* Goal *
Give the count of lines in the data that include "zmax", with no other words.

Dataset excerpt
┏━━

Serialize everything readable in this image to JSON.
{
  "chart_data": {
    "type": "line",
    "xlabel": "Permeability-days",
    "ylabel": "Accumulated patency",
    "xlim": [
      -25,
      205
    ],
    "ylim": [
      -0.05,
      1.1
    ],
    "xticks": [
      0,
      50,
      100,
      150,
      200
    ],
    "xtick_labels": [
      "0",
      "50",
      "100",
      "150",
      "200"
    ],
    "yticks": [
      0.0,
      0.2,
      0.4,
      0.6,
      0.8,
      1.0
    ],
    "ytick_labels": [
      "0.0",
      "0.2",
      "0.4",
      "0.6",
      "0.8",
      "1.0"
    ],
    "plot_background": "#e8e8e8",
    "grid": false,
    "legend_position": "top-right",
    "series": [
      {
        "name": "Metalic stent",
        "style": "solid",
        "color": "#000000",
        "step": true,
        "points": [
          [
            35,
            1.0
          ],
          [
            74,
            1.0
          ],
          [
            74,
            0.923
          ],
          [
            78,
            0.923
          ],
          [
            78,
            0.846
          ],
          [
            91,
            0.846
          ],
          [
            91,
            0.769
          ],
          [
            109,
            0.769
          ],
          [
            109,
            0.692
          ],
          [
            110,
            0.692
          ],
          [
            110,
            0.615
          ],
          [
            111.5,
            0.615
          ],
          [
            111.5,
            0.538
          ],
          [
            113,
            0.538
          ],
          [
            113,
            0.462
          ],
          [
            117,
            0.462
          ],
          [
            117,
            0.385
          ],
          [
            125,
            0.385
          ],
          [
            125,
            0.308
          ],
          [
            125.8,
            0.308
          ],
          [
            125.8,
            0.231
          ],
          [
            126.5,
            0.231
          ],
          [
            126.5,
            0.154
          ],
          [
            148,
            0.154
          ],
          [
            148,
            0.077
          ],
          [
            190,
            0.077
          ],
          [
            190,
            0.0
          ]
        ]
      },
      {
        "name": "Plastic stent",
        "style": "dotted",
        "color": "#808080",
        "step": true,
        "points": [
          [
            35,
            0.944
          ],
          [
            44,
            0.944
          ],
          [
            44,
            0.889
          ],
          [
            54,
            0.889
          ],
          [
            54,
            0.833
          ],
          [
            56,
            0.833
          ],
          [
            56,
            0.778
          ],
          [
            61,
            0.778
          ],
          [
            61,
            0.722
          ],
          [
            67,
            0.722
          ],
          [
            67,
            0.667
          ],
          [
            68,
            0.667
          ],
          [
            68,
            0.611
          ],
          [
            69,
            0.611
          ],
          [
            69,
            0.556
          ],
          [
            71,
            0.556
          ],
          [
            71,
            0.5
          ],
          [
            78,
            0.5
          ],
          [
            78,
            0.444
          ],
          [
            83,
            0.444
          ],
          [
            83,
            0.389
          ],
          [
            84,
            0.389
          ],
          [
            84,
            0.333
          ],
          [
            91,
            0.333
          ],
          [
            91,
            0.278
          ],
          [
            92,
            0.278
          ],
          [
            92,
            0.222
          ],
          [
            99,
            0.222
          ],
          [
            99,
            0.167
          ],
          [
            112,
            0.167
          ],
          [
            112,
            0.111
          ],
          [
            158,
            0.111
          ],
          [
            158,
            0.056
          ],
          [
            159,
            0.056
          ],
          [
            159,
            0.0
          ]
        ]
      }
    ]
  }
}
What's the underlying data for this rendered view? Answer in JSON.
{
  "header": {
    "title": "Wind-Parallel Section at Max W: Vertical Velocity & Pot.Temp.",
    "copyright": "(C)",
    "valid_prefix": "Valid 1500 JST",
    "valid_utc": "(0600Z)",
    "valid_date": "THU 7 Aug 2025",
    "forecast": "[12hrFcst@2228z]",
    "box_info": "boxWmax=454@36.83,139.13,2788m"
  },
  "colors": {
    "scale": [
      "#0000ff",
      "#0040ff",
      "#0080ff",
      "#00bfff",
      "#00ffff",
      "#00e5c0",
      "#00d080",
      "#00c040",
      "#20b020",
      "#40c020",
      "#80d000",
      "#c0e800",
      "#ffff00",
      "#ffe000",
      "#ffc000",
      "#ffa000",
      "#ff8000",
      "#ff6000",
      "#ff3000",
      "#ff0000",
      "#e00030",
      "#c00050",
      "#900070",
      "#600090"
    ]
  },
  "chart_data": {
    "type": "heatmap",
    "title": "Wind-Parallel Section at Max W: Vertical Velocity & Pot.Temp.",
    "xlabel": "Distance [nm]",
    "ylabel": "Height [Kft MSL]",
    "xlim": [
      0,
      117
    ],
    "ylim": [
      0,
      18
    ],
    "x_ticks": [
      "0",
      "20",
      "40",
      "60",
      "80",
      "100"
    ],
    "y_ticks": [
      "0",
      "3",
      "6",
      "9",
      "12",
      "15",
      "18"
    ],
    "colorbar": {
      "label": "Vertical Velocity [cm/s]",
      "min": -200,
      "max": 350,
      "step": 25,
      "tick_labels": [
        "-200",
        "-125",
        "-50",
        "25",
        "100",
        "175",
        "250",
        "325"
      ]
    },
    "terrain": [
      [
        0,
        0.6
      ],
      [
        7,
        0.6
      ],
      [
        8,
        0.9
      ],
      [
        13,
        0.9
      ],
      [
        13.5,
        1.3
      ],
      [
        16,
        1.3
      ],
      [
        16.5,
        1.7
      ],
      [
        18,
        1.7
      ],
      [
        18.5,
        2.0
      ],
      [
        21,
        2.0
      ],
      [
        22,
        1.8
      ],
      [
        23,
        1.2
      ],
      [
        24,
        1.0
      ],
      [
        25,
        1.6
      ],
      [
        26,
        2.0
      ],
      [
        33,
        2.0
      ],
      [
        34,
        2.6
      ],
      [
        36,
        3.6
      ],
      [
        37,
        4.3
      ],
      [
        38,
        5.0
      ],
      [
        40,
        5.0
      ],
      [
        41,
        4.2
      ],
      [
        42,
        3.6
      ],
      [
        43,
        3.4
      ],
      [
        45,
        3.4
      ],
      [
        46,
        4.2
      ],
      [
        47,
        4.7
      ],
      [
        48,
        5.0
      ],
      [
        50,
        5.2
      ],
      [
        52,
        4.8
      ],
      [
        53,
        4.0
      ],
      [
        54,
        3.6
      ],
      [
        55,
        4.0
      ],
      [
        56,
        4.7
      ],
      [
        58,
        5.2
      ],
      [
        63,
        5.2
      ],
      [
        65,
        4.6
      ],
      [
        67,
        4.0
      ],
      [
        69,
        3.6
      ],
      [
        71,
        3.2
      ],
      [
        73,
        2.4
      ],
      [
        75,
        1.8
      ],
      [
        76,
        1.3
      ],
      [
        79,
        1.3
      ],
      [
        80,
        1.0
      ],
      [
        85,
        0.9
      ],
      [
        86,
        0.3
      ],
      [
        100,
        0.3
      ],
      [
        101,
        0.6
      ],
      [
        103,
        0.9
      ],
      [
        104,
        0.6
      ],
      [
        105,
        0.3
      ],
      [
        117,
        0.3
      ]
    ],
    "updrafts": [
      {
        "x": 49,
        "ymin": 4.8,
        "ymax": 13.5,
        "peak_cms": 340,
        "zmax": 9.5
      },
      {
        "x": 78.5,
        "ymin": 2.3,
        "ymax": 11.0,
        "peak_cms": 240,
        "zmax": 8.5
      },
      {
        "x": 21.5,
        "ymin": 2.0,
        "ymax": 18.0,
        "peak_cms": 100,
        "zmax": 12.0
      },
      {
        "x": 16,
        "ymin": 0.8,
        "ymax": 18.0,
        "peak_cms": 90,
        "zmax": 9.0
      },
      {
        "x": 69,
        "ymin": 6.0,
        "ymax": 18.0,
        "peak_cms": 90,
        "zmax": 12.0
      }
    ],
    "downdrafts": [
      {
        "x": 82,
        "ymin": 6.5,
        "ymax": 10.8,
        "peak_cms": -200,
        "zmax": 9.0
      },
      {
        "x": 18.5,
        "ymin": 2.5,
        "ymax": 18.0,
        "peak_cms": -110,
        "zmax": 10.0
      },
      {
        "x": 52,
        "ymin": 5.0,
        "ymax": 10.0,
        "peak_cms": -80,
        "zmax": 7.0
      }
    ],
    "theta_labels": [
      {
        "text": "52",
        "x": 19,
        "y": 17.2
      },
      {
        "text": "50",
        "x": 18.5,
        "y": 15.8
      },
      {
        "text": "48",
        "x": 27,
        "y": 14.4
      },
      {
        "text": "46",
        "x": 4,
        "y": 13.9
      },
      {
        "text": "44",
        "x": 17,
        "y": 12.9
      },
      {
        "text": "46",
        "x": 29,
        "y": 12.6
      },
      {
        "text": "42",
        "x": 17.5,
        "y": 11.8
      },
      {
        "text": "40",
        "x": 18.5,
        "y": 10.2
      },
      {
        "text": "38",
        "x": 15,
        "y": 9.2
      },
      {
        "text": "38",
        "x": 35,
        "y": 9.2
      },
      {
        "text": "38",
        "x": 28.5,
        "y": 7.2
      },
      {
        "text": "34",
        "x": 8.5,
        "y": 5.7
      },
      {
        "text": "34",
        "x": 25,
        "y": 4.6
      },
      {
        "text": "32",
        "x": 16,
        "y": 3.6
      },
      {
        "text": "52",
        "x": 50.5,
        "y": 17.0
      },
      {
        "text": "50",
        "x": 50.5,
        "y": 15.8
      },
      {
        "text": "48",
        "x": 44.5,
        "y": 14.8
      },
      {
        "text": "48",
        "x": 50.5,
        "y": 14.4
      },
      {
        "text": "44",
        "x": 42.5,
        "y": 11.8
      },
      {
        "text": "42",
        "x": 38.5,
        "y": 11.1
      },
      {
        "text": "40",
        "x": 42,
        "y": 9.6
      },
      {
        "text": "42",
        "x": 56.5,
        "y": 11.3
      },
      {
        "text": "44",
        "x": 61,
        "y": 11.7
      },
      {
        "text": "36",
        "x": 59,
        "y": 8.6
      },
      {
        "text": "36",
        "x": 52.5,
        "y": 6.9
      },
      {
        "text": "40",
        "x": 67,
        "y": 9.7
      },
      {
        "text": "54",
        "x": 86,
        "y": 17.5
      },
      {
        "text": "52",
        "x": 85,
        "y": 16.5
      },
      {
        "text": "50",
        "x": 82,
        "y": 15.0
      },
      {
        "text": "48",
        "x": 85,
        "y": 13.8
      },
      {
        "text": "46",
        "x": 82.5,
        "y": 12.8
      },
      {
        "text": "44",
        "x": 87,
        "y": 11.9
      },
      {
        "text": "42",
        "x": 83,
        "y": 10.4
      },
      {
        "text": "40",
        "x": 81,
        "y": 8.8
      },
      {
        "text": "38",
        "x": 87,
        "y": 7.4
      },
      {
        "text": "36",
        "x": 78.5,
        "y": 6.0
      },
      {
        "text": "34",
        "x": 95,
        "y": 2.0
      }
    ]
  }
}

┗━━

* Exercise answer *
8